(Saved entries)
>>>>>

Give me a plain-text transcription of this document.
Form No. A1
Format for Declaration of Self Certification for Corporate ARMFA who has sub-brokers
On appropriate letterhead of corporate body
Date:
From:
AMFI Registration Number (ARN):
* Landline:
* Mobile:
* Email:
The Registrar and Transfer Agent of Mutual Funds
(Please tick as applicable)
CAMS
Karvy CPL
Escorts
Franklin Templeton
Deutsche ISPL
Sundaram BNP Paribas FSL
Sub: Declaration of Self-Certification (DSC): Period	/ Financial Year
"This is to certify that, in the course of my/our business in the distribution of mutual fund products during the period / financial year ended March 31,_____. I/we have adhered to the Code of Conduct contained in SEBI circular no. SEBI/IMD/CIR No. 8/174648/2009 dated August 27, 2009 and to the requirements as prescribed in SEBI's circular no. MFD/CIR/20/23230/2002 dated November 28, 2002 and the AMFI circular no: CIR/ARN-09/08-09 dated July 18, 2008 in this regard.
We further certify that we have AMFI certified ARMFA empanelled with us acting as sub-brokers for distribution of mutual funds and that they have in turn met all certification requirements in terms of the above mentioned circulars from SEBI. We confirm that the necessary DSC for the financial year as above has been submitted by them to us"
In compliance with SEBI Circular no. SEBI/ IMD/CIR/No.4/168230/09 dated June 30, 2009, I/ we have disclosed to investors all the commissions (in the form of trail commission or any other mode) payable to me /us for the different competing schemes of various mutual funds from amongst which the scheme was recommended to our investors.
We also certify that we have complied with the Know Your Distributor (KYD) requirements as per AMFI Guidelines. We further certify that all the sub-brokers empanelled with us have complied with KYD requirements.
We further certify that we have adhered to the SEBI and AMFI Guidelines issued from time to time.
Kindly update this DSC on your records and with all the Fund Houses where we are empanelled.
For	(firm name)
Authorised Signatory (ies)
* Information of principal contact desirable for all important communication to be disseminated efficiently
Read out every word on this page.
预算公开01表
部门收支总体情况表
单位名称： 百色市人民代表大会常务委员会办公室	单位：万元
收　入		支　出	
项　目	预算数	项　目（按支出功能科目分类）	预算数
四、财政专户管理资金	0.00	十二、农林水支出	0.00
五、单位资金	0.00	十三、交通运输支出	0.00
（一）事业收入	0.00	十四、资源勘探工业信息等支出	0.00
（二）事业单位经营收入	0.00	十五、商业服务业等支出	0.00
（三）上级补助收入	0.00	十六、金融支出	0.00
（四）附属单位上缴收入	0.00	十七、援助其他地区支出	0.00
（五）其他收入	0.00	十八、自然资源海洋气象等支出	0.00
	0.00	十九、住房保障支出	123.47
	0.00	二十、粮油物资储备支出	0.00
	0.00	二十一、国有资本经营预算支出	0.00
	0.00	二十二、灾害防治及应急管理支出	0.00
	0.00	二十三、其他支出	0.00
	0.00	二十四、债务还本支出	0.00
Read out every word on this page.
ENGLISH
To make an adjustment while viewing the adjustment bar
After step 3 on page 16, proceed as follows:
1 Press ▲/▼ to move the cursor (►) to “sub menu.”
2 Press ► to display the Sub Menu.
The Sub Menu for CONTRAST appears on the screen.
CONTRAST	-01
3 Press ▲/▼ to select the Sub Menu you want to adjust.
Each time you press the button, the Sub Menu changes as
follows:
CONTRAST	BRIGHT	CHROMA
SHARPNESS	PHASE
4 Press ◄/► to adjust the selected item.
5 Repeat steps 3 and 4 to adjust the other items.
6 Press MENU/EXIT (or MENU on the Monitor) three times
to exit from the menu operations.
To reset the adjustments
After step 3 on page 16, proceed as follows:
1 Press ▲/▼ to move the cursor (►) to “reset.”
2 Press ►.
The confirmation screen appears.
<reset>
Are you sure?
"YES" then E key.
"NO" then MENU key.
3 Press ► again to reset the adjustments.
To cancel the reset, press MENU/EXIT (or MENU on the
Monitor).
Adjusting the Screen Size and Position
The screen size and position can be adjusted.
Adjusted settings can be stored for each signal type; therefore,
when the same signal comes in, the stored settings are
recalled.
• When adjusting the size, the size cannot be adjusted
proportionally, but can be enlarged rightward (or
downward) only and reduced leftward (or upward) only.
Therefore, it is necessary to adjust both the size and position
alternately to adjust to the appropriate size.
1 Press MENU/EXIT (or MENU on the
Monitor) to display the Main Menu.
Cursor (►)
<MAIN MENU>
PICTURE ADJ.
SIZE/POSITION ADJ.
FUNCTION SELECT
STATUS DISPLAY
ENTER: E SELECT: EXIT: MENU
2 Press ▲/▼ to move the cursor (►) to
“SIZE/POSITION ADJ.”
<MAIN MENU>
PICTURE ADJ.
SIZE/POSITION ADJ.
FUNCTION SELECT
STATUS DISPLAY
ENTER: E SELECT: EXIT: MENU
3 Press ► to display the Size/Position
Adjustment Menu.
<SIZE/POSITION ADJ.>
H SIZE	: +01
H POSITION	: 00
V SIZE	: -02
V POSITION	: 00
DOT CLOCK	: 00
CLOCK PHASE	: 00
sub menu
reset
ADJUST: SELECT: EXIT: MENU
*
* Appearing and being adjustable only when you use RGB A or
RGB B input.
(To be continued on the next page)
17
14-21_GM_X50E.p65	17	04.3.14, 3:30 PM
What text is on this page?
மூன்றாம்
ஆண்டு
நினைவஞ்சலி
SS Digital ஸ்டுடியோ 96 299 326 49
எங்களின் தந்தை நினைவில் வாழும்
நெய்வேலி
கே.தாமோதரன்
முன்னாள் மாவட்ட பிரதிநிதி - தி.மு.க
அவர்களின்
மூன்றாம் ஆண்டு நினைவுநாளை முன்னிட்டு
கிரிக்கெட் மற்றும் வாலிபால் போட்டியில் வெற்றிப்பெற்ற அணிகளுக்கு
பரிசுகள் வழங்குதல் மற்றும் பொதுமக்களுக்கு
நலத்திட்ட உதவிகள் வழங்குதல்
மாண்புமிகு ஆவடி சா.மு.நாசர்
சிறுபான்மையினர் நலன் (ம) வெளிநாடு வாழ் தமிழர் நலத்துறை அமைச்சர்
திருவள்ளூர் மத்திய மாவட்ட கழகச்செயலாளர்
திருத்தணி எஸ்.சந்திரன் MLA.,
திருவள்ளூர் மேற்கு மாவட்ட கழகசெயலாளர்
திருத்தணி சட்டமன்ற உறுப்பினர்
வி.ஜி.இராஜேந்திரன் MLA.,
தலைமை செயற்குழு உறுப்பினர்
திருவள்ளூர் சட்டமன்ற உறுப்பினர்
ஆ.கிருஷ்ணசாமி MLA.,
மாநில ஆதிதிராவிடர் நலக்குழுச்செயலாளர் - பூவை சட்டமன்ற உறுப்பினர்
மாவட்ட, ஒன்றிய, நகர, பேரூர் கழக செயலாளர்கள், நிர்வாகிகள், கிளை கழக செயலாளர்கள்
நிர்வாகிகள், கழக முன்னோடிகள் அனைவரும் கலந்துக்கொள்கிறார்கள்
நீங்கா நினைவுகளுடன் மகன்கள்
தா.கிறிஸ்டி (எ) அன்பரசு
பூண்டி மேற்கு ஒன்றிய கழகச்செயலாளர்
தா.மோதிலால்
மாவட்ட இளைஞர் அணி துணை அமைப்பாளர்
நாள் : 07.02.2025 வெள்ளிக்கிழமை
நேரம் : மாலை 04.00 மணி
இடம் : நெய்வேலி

<<<<<

• What the exercise asks:
Go through the listing and print each line exactly as it appears.

• Reply:
Give me a plain-text transcription of this document.
Form No. A1
Format for Declaration of Self Certification for Corporate ARMFA who has sub-brokers
On appropriate letterhead of corporate body
Date:
From:
AMFI Registration Number (ARN):
* Landline:
* Mobile:
* Email:
The Registrar and Transfer Agent of Mutual Funds
(Please tick as applicable)
CAMS
Karvy CPL
Escorts
Franklin Templeton
Deutsche ISPL
Sundaram BNP Paribas FSL
Sub: Declaration of Self-Certification (DSC): Period	/ Financial Year
"This is to certify that, in the course of my/our business in the distribution of mutual fund products during the period / financial year ended March 31,_____. I/we have adhered to the Code of Conduct contained in SEBI circular no. SEBI/IMD/CIR No. 8/174648/2009 dated August 27, 2009 and to the requirements as prescribed in SEBI's circular no. MFD/CIR/20/23230/2002 dated November 28, 2002 and the AMFI circular no: CIR/ARN-09/08-09 dated July 18, 2008 in this regard.
We further certify that we have AMFI certified ARMFA empanelled with us acting as sub-brokers for distribution of mutual funds and that they have in turn met all certification requirements in terms of the above mentioned circulars from SEBI. We confirm that the necessary DSC for the financial year as above has been submitted by them to us"
In compliance with SEBI Circular no. SEBI/ IMD/CIR/No.4/168230/09 dated June 30, 2009, I/ we have disclosed to investors all the commissions (in the form of trail commission or any other mode) payable to me /us for the different competing schemes of various mutual funds from amongst which the scheme was recommended to our investors.
We also certify that we have complied with the Know Your Distributor (KYD) requirements as per AMFI Guidelines. We further certify that all the sub-brokers empanelled with us have complied with KYD requirements.
We further certify that we have adhered to the SEBI and AMFI Guidelines issued from time to time.
Kindly update this DSC on your records and with all the Fund Houses where we are empanelled.
For	(firm name)
Authorised Signatory (ies)
* Information of principal contact desirable for all important communication to be disseminated efficiently
Read out every word on this page.
预算公开01表
部门收支总体情况表
单位名称： 百色市人民代表大会常务委员会办公室	单位：万元
收　入		支　出	
项　目	预算数	项　目（按支出功能科目分类）	预算数
四、财政专户管理资金	0.00	十二、农林水支出	0.00
五、单位资金	0.00	十三、交通运输支出	0.00
（一）事业收入	0.00	十四、资源勘探工业信息等支出	0.00
（二）事业单位经营收入	0.00	十五、商业服务业等支出	0.00
（三）上级补助收入	0.00	十六、金融支出	0.00
（四）附属单位上缴收入	0.00	十七、援助其他地区支出	0.00
（五）其他收入	0.00	十八、自然资源海洋气象等支出	0.00
	0.00	十九、住房保障支出	123.47
	0.00	二十、粮油物资储备支出	0.00
	0.00	二十一、国有资本经营预算支出	0.00
	0.00	二十二、灾害防治及应急管理支出	0.00
	0.00	二十三、其他支出	0.00
	0.00	二十四、债务还本支出	0.00
Read out every word on this page.
ENGLISH
To make an adjustment while viewing the adjustment bar
After step 3 on page 16, proceed as follows:
1 Press ▲/▼ to move the cursor (►) to “sub menu.”
2 Press ► to display the Sub Menu.
The Sub Menu for CONTRAST appears on the screen.
CONTRAST	-01
3 Press ▲/▼ to select the Sub Menu you want to adjust.
Each time you press the button, the Sub Menu changes as
follows:
CONTRAST	BRIGHT	CHROMA
SHARPNESS	PHASE
4 Press ◄/► to adjust the selected item.
5 Repeat steps 3 and 4 to adjust the other items.
6 Press MENU/EXIT (or MENU on the Monitor) three times
to exit from the menu operations.
To reset the adjustments
After step 3 on page 16, proceed as follows:
1 Press ▲/▼ to move the cursor (►) to “reset.”
2 Press ►.
The confirmation screen appears.
<reset>
Are you sure?
"YES" then E key.
"NO" then MENU key.
3 Press ► again to reset the adjustments.
To cancel the reset, press MENU/EXIT (or MENU on the
Monitor).
Adjusting the Screen Size and Position
The screen size and position can be adjusted.
Adjusted settings can be stored for each signal type; therefore,
when the same signal comes in, the stored settings are
recalled.
• When adjusting the size, the size cannot be adjusted
proportionally, but can be enlarged rightward (or
downward) only and reduced leftward (or upward) only.
Therefore, it is necessary to adjust both the size and position
alternately to adjust to the appropriate size.
1 Press MENU/EXIT (or MENU on the
Monitor) to display the Main Menu.
Cursor (►)
<MAIN MENU>
PICTURE ADJ.
SIZE/POSITION ADJ.
FUNCTION SELECT
STATUS DISPLAY
ENTER: E SELECT: EXIT: MENU
2 Press ▲/▼ to move the cursor (►) to
“SIZE/POSITION ADJ.”
<MAIN MENU>
PICTURE ADJ.
SIZE/POSITION ADJ.
FUNCTION SELECT
STATUS DISPLAY
ENTER: E SELECT: EXIT: MENU
3 Press ► to display the Size/Position
Adjustment Menu.
<SIZE/POSITION ADJ.>
H SIZE	: +01
H POSITION	: 00
V SIZE	: -02
V POSITION	: 00
DOT CLOCK	: 00
CLOCK PHASE	: 00
sub menu
reset
ADJUST: SELECT: EXIT: MENU
*
* Appearing and being adjustable only when you use RGB A or
RGB B input.
(To be continued on the next page)
17
14-21_GM_X50E.p65	17	04.3.14, 3:30 PM
What text is on this page?
மூன்றாம்
ஆண்டு
நினைவஞ்சலி
SS Digital ஸ்டுடியோ 96 299 326 49
எங்களின் தந்தை நினைவில் வாழும்
நெய்வேலி
கே.தாமோதரன்
முன்னாள் மாவட்ட பிரதிநிதி - தி.மு.க
அவர்களின்
மூன்றாம் ஆண்டு நினைவுநாளை முன்னிட்டு
கிரிக்கெட் மற்றும் வாலிபால் போட்டியில் வெற்றிப்பெற்ற அணிகளுக்கு
பரிசுகள் வழங்குதல் மற்றும் பொதுமக்களுக்கு
நலத்திட்ட உதவிகள் வழங்குதல்
மாண்புமிகு ஆவடி சா.மு.நாசர்
சிறுபான்மையினர் நலன் (ம) வெளிநாடு வாழ் தமிழர் நலத்துறை அமைச்சர்
திருவள்ளூர் மத்திய மாவட்ட கழகச்செயலாளர்
திருத்தணி எஸ்.சந்திரன் MLA.,
திருவள்ளூர் மேற்கு மாவட்ட கழகசெயலாளர்
திருத்தணி சட்டமன்ற உறுப்பினர்
வி.ஜி.இராஜேந்திரன் MLA.,
தலைமை செயற்குழு உறுப்பினர்
திருவள்ளூர் சட்டமன்ற உறுப்பினர்
ஆ.கிருஷ்ணசாமி MLA.,
மாநில ஆதிதிராவிடர் நலக்குழுச்செயலாளர் - பூவை சட்டமன்ற உறுப்பினர்
மாவட்ட, ஒன்றிய, நகர, பேரூர் கழக செயலாளர்கள், நிர்வாகிகள், கிளை கழக செயலாளர்கள்
நிர்வாகிகள், கழக முன்னோடிகள் அனைவரும் கலந்துக்கொள்கிறார்கள்
நீங்கா நினைவுகளுடன் மகன்கள்
தா.கிறிஸ்டி (எ) அன்பரசு
பூண்டி மேற்கு ஒன்றிய கழகச்செயலாளர்
தா.மோதிலால்
மாவட்ட இளைஞர் அணி துணை அமைப்பாளர்
நாள் : 07.02.2025 வெள்ளிக்கிழமை
நேரம் : மாலை 04.00 மணி
இடம் : நெய்வேலி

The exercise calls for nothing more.